_REQUIREMENTS_
Arrange the lines from the one containing "x-tick-label: 2014 bbox=[269, 396, 298, 408]" through the one containing "y-tick-label: 800 bbox=[6, 58, 26, 72]", inclusive, as a JSON list of strings, one string per line and no blank lines.

Stored items:
....
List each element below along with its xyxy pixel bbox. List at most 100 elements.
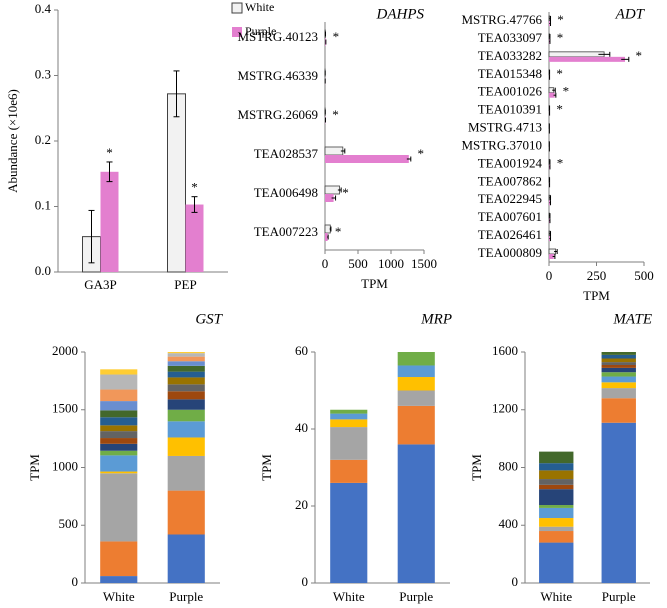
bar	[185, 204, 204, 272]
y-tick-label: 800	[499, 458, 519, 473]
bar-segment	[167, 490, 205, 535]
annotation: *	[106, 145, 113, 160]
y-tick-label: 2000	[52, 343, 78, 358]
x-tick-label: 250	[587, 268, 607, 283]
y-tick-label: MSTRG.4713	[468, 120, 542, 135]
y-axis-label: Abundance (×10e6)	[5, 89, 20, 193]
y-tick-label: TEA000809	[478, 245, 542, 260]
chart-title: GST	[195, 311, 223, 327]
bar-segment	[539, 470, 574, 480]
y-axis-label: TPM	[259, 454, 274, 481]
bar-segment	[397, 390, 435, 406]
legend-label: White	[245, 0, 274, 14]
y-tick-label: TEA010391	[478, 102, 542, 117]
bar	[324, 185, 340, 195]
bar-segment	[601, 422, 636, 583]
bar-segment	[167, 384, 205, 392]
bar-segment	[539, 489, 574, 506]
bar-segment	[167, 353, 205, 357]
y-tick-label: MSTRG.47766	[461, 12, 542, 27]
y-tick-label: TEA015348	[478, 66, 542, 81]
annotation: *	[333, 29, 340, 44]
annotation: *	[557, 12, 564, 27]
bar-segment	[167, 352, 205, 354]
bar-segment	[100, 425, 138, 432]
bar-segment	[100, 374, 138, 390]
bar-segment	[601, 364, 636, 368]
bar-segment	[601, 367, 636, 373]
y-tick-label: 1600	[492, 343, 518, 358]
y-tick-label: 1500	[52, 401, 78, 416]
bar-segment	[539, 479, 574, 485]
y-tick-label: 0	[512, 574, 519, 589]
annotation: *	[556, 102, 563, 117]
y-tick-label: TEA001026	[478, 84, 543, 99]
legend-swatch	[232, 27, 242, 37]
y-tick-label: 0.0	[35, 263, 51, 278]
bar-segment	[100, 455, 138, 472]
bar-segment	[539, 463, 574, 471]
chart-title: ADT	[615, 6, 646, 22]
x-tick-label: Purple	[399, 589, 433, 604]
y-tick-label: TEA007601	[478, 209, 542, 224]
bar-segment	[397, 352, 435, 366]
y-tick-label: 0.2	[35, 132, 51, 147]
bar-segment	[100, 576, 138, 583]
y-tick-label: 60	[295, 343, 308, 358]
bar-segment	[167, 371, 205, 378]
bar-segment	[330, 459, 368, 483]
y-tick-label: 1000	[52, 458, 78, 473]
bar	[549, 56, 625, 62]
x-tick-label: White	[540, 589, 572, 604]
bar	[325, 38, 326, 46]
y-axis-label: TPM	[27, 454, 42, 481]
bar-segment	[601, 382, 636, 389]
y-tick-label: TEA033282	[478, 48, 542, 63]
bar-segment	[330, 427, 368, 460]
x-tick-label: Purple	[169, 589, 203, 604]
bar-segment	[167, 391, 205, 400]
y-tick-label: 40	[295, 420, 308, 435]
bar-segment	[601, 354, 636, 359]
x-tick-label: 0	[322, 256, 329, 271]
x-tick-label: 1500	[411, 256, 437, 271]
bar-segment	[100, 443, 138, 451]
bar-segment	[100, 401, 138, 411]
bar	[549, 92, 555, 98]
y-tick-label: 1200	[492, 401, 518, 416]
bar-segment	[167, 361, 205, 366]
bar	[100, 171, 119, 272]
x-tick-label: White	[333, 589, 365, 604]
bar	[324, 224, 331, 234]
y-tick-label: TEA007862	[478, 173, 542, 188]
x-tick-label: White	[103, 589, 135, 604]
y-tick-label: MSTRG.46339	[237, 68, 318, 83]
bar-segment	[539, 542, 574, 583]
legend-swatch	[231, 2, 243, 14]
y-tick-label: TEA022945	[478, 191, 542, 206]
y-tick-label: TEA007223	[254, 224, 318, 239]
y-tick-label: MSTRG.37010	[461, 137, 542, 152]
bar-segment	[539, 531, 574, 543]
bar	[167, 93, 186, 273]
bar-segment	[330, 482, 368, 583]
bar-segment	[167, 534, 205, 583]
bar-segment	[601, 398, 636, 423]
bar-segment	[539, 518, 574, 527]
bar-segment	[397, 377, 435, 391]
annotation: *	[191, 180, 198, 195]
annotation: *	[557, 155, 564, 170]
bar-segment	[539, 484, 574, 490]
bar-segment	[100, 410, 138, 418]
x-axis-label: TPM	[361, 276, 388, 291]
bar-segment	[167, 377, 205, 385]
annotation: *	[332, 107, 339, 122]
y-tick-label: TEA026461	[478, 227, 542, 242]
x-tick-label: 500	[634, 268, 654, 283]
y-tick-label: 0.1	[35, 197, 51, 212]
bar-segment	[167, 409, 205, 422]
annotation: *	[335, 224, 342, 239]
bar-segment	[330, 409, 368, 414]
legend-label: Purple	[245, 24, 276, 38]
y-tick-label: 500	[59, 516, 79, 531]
....
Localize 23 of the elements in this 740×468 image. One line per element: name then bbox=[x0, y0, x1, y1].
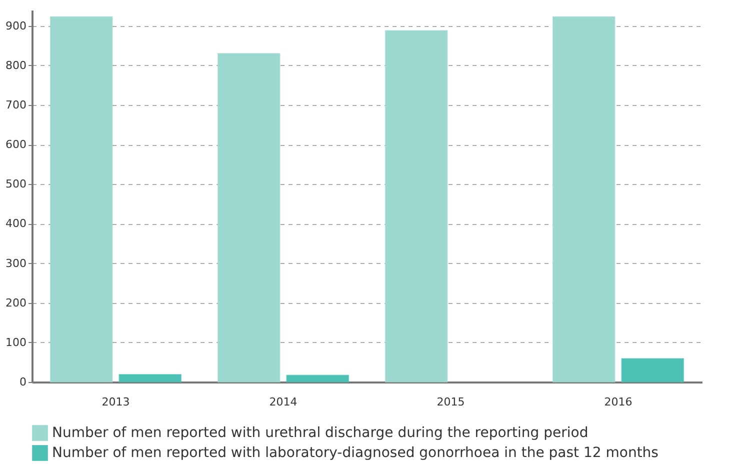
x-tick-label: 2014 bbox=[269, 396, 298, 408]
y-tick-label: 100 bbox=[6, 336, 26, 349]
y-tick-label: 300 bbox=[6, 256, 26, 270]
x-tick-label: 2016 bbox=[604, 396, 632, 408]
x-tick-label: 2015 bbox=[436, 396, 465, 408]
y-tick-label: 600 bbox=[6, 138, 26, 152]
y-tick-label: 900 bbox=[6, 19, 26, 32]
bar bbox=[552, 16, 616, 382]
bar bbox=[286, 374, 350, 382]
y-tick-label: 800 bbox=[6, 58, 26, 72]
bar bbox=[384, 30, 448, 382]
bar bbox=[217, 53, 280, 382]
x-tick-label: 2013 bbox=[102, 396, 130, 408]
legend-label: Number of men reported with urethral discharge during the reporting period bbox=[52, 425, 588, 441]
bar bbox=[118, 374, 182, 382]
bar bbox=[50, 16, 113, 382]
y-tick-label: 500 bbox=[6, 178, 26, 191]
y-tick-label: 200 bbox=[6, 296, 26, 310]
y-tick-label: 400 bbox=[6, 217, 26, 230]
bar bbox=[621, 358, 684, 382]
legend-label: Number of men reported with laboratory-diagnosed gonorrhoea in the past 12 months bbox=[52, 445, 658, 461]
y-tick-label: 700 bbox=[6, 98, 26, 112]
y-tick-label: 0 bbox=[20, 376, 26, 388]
....
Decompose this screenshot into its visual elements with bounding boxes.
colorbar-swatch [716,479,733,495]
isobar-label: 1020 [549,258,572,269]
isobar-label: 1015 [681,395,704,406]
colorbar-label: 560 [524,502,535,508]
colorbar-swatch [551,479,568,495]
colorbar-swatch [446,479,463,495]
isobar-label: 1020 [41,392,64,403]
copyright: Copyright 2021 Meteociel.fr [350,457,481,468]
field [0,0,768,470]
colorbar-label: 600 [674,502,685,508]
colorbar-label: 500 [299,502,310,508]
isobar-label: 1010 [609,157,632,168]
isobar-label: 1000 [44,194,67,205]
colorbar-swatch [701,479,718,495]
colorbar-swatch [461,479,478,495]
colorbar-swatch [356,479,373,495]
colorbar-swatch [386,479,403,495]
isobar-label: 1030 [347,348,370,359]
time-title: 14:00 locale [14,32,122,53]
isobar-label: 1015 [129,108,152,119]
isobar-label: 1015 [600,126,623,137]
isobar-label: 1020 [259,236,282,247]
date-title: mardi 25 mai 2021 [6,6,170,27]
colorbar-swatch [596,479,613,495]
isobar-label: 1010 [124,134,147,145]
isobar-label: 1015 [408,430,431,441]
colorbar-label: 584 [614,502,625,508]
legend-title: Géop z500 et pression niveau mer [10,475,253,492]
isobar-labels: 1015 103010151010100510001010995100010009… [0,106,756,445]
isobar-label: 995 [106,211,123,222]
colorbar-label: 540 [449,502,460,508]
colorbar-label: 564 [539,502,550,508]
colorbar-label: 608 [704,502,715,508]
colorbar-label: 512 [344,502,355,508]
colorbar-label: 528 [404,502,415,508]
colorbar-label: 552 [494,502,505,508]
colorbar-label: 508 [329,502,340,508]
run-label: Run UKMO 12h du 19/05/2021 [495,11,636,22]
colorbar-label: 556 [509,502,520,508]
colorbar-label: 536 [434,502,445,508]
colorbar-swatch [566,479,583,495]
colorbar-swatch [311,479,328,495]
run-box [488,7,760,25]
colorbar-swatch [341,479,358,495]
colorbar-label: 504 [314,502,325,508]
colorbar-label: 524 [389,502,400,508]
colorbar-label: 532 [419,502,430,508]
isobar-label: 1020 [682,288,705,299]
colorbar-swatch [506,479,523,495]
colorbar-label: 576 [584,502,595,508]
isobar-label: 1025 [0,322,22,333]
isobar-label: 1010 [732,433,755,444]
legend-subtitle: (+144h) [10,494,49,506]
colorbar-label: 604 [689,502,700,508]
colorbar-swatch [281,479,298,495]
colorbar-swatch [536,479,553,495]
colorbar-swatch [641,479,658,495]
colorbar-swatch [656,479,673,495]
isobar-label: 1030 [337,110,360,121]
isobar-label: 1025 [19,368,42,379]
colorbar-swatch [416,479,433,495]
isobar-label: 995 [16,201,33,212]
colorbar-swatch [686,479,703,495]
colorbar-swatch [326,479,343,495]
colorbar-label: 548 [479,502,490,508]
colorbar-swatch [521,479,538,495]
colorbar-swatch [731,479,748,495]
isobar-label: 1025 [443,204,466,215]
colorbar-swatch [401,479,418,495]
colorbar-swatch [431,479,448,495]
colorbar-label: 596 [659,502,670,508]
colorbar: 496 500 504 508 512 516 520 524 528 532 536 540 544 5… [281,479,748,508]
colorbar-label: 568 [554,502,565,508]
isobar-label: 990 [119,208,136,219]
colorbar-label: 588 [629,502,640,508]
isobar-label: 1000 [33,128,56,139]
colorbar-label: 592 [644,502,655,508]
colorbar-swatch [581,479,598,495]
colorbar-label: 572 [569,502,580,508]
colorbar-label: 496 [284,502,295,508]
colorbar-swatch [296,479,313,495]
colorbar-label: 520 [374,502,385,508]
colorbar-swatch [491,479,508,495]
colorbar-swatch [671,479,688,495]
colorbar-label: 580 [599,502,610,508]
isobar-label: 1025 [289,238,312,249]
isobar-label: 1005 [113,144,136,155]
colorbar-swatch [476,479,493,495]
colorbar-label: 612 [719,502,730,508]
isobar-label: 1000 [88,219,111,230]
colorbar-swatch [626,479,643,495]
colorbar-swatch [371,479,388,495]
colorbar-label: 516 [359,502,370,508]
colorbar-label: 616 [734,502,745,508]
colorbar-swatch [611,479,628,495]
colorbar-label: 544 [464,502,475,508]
....
_RESULT OF THIS TASK_
[
  "x-tick-label: 2014 bbox=[269, 396, 298, 408]",
  "y-tick-label: 100 bbox=[6, 336, 26, 349]",
  "y-tick-label: 300 bbox=[6, 256, 26, 270]",
  "x-tick-label: 2016 bbox=[604, 396, 632, 408]",
  "x-tick-label: 2015 bbox=[436, 396, 465, 408]",
  "y-tick-label: 600 bbox=[6, 138, 26, 152]",
  "y-tick-label: 900 bbox=[6, 19, 26, 32]",
  "bar bbox=[552, 16, 616, 382]",
  "bar bbox=[286, 374, 350, 382]",
  "y-tick-label: 800 bbox=[6, 58, 26, 72]"
]